MATERIAL FOR THIS EXERCISE.
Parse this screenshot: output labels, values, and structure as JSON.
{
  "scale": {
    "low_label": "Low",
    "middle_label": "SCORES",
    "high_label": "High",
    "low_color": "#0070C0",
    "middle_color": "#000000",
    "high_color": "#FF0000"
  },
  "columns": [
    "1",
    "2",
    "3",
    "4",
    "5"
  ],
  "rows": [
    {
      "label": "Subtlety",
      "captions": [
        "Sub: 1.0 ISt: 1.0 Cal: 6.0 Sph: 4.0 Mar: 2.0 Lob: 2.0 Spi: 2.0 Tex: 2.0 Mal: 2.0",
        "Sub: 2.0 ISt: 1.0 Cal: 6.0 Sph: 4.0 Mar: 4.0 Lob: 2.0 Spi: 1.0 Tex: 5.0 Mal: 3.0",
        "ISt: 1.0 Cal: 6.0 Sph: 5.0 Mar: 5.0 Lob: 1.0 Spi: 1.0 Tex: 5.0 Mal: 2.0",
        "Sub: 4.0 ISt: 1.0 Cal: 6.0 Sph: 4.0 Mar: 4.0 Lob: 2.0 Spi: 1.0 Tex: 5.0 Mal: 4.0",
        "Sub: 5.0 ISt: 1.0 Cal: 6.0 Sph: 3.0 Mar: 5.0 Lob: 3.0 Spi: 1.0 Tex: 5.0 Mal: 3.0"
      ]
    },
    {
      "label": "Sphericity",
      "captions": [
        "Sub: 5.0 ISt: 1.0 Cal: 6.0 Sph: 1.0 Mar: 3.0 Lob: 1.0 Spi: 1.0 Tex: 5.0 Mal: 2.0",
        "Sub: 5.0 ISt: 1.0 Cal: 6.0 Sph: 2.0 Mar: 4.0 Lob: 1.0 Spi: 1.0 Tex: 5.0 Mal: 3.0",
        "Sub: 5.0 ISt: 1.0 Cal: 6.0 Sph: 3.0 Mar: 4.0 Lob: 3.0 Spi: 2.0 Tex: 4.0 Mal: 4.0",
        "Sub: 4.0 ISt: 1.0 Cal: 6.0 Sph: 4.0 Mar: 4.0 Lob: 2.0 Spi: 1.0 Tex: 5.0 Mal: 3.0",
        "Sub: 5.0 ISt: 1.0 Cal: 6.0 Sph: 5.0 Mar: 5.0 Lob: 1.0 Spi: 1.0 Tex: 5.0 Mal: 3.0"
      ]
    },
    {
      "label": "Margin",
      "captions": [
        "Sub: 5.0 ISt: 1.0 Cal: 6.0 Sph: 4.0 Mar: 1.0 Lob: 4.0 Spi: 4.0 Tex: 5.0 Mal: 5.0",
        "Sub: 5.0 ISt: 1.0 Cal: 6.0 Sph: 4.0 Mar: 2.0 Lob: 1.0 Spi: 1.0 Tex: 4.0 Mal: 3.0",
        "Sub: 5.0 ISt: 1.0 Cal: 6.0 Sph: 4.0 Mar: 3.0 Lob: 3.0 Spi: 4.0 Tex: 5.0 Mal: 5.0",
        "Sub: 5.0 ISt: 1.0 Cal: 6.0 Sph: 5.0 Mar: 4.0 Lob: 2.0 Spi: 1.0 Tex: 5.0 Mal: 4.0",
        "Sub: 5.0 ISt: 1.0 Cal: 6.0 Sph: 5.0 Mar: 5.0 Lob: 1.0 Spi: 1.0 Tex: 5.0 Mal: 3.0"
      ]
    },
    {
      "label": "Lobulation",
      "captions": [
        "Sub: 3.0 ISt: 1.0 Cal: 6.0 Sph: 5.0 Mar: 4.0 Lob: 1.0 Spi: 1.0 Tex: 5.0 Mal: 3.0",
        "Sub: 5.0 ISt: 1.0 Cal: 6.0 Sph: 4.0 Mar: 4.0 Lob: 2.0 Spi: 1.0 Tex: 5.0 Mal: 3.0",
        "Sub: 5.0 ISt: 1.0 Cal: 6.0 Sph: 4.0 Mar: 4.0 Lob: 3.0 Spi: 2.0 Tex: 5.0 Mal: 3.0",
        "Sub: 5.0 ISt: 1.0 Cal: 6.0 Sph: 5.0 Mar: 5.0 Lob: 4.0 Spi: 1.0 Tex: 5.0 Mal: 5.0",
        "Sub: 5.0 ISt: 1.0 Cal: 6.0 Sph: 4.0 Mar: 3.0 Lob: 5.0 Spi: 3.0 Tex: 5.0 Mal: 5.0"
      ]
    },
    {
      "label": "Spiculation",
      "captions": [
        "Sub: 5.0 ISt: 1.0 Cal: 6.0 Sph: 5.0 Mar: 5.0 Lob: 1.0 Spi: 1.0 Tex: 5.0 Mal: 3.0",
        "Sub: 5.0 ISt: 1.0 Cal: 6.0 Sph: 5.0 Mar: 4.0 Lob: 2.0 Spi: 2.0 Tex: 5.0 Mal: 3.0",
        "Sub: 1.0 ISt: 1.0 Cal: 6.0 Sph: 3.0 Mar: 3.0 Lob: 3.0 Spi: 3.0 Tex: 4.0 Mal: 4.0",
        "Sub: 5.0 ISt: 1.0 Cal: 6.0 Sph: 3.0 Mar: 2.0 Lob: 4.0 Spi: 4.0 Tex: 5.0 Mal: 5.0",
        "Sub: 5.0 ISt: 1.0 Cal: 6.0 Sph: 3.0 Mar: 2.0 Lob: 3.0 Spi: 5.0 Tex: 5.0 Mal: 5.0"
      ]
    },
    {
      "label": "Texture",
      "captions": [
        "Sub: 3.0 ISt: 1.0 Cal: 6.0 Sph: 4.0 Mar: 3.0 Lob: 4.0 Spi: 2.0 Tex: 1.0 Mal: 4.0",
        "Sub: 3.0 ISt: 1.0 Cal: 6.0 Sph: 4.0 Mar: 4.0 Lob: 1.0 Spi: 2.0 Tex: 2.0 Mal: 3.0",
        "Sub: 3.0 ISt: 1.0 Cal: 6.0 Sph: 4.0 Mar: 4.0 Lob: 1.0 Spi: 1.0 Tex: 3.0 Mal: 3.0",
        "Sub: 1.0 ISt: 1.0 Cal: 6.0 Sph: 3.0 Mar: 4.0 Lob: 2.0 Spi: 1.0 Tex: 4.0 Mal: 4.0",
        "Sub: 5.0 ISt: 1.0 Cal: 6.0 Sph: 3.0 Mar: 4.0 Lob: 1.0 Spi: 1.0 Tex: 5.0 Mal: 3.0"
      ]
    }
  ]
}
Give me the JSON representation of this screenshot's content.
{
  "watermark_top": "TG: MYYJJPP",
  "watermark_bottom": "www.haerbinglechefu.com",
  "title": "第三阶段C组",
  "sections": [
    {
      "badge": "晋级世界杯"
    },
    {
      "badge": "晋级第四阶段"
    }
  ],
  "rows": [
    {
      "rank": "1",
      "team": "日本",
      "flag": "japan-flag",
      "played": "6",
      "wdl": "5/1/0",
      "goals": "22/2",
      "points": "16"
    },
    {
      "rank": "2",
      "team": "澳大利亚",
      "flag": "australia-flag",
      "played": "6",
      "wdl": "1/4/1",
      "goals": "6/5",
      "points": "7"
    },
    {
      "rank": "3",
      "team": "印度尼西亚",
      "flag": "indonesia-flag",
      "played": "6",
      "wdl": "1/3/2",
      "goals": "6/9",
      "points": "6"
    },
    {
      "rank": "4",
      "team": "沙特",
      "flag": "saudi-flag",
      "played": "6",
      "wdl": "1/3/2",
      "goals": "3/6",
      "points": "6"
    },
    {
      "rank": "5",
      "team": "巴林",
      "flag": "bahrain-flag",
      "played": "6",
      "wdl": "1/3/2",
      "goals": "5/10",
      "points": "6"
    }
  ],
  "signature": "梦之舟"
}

JOB. Pull out each line of the entries that contains "screenshot".

RESULT FOR THIS TASK.
Parse this screenshot: output labels, values, and structure as JSON.
Give me the JSON representation of this screenshot's content.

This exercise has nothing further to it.